EXERCISE: Look below and pull out each line with the word "text".

EXTRACTED DATA:
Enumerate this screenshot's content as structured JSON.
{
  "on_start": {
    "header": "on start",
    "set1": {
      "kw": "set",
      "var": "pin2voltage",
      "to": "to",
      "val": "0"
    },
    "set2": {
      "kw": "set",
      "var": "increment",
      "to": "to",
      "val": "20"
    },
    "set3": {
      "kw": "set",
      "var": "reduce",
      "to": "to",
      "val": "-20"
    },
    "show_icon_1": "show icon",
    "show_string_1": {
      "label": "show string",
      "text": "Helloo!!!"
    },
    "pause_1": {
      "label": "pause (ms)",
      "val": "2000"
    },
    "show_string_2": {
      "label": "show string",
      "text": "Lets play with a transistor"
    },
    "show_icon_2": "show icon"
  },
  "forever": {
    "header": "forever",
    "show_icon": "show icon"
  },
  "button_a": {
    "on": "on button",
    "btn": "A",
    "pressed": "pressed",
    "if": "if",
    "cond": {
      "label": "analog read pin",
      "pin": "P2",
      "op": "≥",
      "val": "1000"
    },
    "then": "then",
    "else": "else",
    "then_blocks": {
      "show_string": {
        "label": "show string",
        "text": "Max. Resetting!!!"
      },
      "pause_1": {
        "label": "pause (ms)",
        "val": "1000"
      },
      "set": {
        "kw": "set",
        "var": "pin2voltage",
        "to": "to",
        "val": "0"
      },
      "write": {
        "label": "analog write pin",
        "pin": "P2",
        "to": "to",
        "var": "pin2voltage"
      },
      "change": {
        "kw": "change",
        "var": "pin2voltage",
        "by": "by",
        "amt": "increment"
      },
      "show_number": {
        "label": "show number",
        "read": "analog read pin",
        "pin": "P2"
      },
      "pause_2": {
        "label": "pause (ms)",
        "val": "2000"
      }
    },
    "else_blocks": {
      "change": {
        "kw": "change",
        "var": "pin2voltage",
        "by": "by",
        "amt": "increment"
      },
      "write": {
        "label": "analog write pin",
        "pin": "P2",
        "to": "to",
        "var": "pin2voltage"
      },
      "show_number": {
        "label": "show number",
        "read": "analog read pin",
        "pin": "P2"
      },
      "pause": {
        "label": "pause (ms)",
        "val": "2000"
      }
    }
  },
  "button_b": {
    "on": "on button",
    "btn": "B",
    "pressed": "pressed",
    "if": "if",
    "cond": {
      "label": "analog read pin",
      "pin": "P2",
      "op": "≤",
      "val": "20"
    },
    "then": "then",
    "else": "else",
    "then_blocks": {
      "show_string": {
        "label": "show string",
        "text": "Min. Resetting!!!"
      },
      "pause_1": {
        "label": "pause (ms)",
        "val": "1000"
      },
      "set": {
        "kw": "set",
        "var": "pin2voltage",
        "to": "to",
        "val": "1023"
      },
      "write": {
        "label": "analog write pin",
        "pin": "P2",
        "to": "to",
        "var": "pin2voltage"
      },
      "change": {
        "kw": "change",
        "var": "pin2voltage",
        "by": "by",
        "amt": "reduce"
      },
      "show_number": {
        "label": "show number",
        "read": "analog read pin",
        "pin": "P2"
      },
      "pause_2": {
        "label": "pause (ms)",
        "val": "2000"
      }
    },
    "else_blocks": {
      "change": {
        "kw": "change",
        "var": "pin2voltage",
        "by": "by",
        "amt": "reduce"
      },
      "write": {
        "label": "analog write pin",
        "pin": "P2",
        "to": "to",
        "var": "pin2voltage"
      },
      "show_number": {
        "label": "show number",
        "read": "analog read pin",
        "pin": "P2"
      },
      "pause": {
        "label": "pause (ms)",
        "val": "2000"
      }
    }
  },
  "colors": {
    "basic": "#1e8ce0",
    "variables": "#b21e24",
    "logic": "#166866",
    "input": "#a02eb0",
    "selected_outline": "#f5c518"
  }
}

TASK ANSWER:
      "text": "Helloo!!!"
      "text": "Lets play with a transistor"
        "text": "Max. Resetting!!!"
        "text": "Min. Resetting!!!"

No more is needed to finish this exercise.